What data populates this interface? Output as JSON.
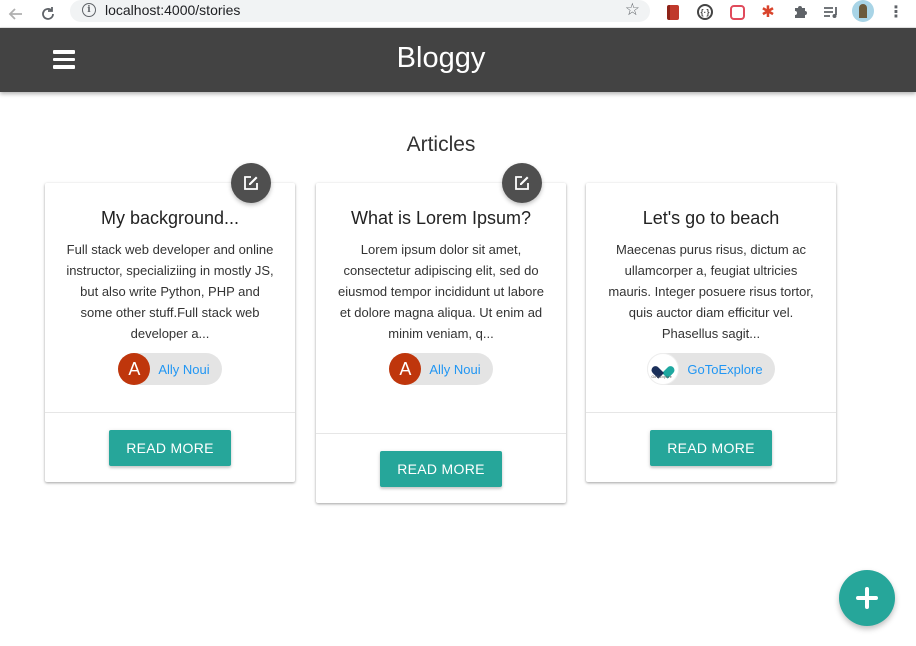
{
  "browser": {
    "url": "localhost:4000/stories",
    "icons": [
      "back-arrow-icon",
      "reload-icon",
      "info-icon",
      "star-icon",
      "extensions",
      "profile-avatar",
      "menu-dots-icon"
    ]
  },
  "app": {
    "title": "Bloggy",
    "menu_icon": "hamburger-menu-icon",
    "primary_color": "#434343",
    "accent_color": "#26a69a"
  },
  "main": {
    "section_title": "Articles",
    "cards": [
      {
        "title": "My background...",
        "body": "Full stack web developer and online instructor, specializiing in mostly JS, but also write Python, PHP and some other stuff.Full stack web developer a...",
        "author": "Ally Noui",
        "avatar_letter": "A",
        "editable": true,
        "action_label": "Read More"
      },
      {
        "title": "What is Lorem Ipsum?",
        "body": "Lorem ipsum dolor sit amet, consectetur adipiscing elit, sed do eiusmod tempor incididunt ut labore et dolore magna aliqua. Ut enim ad minim veniam, q...",
        "author": "Ally Noui",
        "avatar_letter": "A",
        "editable": true,
        "action_label": "Read More"
      },
      {
        "title": "Let's go to beach",
        "body": "Maecenas purus risus, dictum ac ullamcorper a, feugiat ultricies mauris. Integer posuere risus tortor, quis auctor diam efficitur vel. Phasellus sagit...",
        "author": "GoToExplore",
        "avatar_logo_text": "GoToExplore",
        "editable": false,
        "action_label": "Read More"
      }
    ]
  },
  "add_button_icon": "plus-icon"
}
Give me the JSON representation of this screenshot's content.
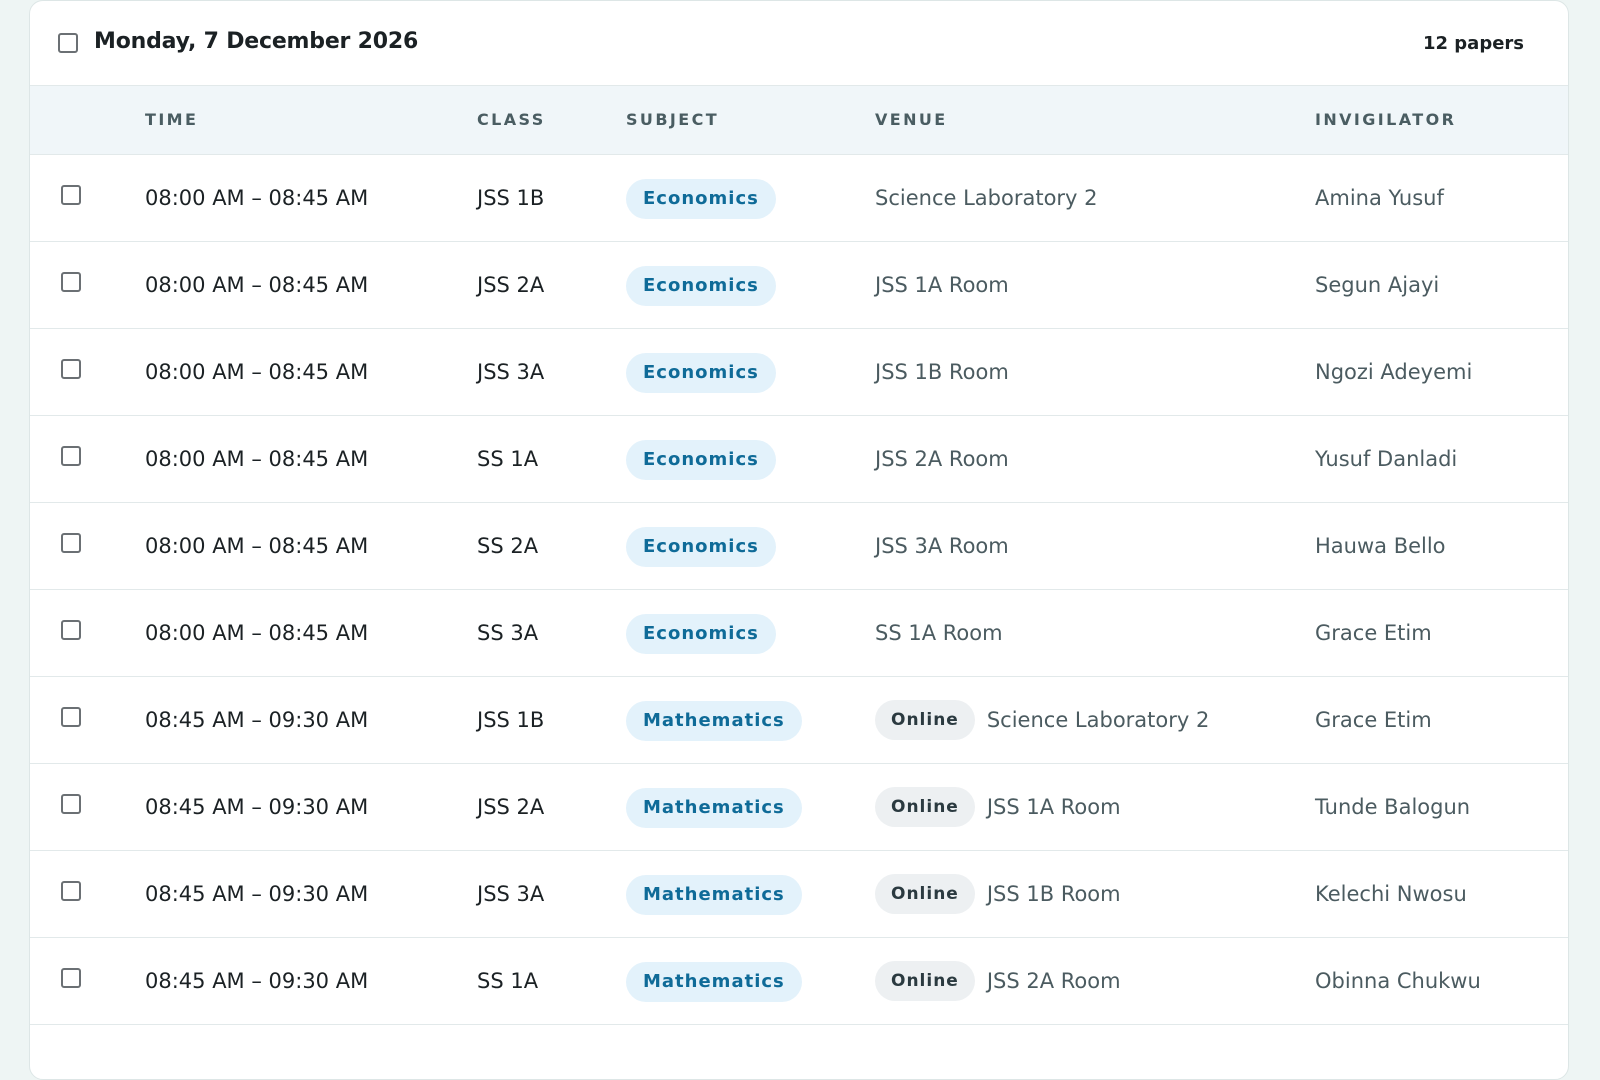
{
  "day": {
    "title": "Monday, 7 December 2026",
    "count": "12 papers"
  },
  "columns": {
    "time": "TIME",
    "class": "CLASS",
    "subject": "SUBJECT",
    "venue": "VENUE",
    "invigilator": "INVIGILATOR"
  },
  "rows": [
    {
      "time": "08:00 AM – 08:45 AM",
      "class": "JSS 1B",
      "subject": "Economics",
      "online": "",
      "venue": "Science Laboratory 2",
      "invigilator": "Amina Yusuf"
    },
    {
      "time": "08:00 AM – 08:45 AM",
      "class": "JSS 2A",
      "subject": "Economics",
      "online": "",
      "venue": "JSS 1A Room",
      "invigilator": "Segun Ajayi"
    },
    {
      "time": "08:00 AM – 08:45 AM",
      "class": "JSS 3A",
      "subject": "Economics",
      "online": "",
      "venue": "JSS 1B Room",
      "invigilator": "Ngozi Adeyemi"
    },
    {
      "time": "08:00 AM – 08:45 AM",
      "class": "SS 1A",
      "subject": "Economics",
      "online": "",
      "venue": "JSS 2A Room",
      "invigilator": "Yusuf Danladi"
    },
    {
      "time": "08:00 AM – 08:45 AM",
      "class": "SS 2A",
      "subject": "Economics",
      "online": "",
      "venue": "JSS 3A Room",
      "invigilator": "Hauwa Bello"
    },
    {
      "time": "08:00 AM – 08:45 AM",
      "class": "SS 3A",
      "subject": "Economics",
      "online": "",
      "venue": "SS 1A Room",
      "invigilator": "Grace Etim"
    },
    {
      "time": "08:45 AM – 09:30 AM",
      "class": "JSS 1B",
      "subject": "Mathematics",
      "online": "Online",
      "venue": "Science Laboratory 2",
      "invigilator": "Grace Etim"
    },
    {
      "time": "08:45 AM – 09:30 AM",
      "class": "JSS 2A",
      "subject": "Mathematics",
      "online": "Online",
      "venue": "JSS 1A Room",
      "invigilator": "Tunde Balogun"
    },
    {
      "time": "08:45 AM – 09:30 AM",
      "class": "JSS 3A",
      "subject": "Mathematics",
      "online": "Online",
      "venue": "JSS 1B Room",
      "invigilator": "Kelechi Nwosu"
    },
    {
      "time": "08:45 AM – 09:30 AM",
      "class": "SS 1A",
      "subject": "Mathematics",
      "online": "Online",
      "venue": "JSS 2A Room",
      "invigilator": "Obinna Chukwu"
    }
  ],
  "colors": {
    "subject_pill_bg": "#e3f2fb",
    "subject_pill_text": "#0f6b98",
    "online_pill_bg": "#edf0f2",
    "header_bg": "#f0f6f9",
    "page_bg": "#eef5f4"
  },
  "icons": {
    "checkbox": "checkbox-icon"
  }
}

» **Task objective**
Restate the data above exactly, stripping out each image.

» **Output of the task**
What data populates this interface? Output as JSON.
{
  "browser": {
    "url": "localhost:4000/stories",
    "icons": [
      "back-arrow-icon",
      "reload-icon",
      "info-icon",
      "star-icon",
      "extensions",
      "profile-avatar",
      "menu-dots-icon"
    ]
  },
  "app": {
    "title": "Bloggy",
    "menu_icon": "hamburger-menu-icon",
    "primary_color": "#434343",
    "accent_color": "#26a69a"
  },
  "main": {
    "section_title": "Articles",
    "cards": [
      {
        "title": "My background...",
        "body": "Full stack web developer and online instructor, specializiing in mostly JS, but also write Python, PHP and some other stuff.Full stack web developer a...",
        "author": "Ally Noui",
        "avatar_letter": "A",
        "editable": true,
        "action_label": "Read More"
      },
      {
        "title": "What is Lorem Ipsum?",
        "body": "Lorem ipsum dolor sit amet, consectetur adipiscing elit, sed do eiusmod tempor incididunt ut labore et dolore magna aliqua. Ut enim ad minim veniam, q...",
        "author": "Ally Noui",
        "avatar_letter": "A",
        "editable": true,
        "action_label": "Read More"
      },
      {
        "title": "Let's go to beach",
        "body": "Maecenas purus risus, dictum ac ullamcorper a, feugiat ultricies mauris. Integer posuere risus tortor, quis auctor diam efficitur vel. Phasellus sagit...",
        "author": "GoToExplore",
        "avatar_logo_text": "GoToExplore",
        "editable": false,
        "action_label": "Read More"
      }
    ]
  },
  "add_button_icon": "plus-icon"
}
Give me the JSON representation of this screenshot's content.
{
  "day": {
    "title": "Monday, 7 December 2026",
    "count": "12 papers"
  },
  "columns": {
    "time": "TIME",
    "class": "CLASS",
    "subject": "SUBJECT",
    "venue": "VENUE",
    "invigilator": "INVIGILATOR"
  },
  "rows": [
    {
      "time": "08:00 AM – 08:45 AM",
      "class": "JSS 1B",
      "subject": "Economics",
      "online": "",
      "venue": "Science Laboratory 2",
      "invigilator": "Amina Yusuf"
    },
    {
      "time": "08:00 AM – 08:45 AM",
      "class": "JSS 2A",
      "subject": "Economics",
      "online": "",
      "venue": "JSS 1A Room",
      "invigilator": "Segun Ajayi"
    },
    {
      "time": "08:00 AM – 08:45 AM",
      "class": "JSS 3A",
      "subject": "Economics",
      "online": "",
      "venue": "JSS 1B Room",
      "invigilator": "Ngozi Adeyemi"
    },
    {
      "time": "08:00 AM – 08:45 AM",
      "class": "SS 1A",
      "subject": "Economics",
      "online": "",
      "venue": "JSS 2A Room",
      "invigilator": "Yusuf Danladi"
    },
    {
      "time": "08:00 AM – 08:45 AM",
      "class": "SS 2A",
      "subject": "Economics",
      "online": "",
      "venue": "JSS 3A Room",
      "invigilator": "Hauwa Bello"
    },
    {
      "time": "08:00 AM – 08:45 AM",
      "class": "SS 3A",
      "subject": "Economics",
      "online": "",
      "venue": "SS 1A Room",
      "invigilator": "Grace Etim"
    },
    {
      "time": "08:45 AM – 09:30 AM",
      "class": "JSS 1B",
      "subject": "Mathematics",
      "online": "Online",
      "venue": "Science Laboratory 2",
      "invigilator": "Grace Etim"
    },
    {
      "time": "08:45 AM – 09:30 AM",
      "class": "JSS 2A",
      "subject": "Mathematics",
      "online": "Online",
      "venue": "JSS 1A Room",
      "invigilator": "Tunde Balogun"
    },
    {
      "time": "08:45 AM – 09:30 AM",
      "class": "JSS 3A",
      "subject": "Mathematics",
      "online": "Online",
      "venue": "JSS 1B Room",
      "invigilator": "Kelechi Nwosu"
    },
    {
      "time": "08:45 AM – 09:30 AM",
      "class": "SS 1A",
      "subject": "Mathematics",
      "online": "Online",
      "venue": "JSS 2A Room",
      "invigilator": "Obinna Chukwu"
    }
  ],
  "colors": {
    "subject_pill_bg": "#e3f2fb",
    "subject_pill_text": "#0f6b98",
    "online_pill_bg": "#edf0f2",
    "header_bg": "#f0f6f9",
    "page_bg": "#eef5f4"
  },
  "icons": {
    "checkbox": "checkbox-icon"
  }
}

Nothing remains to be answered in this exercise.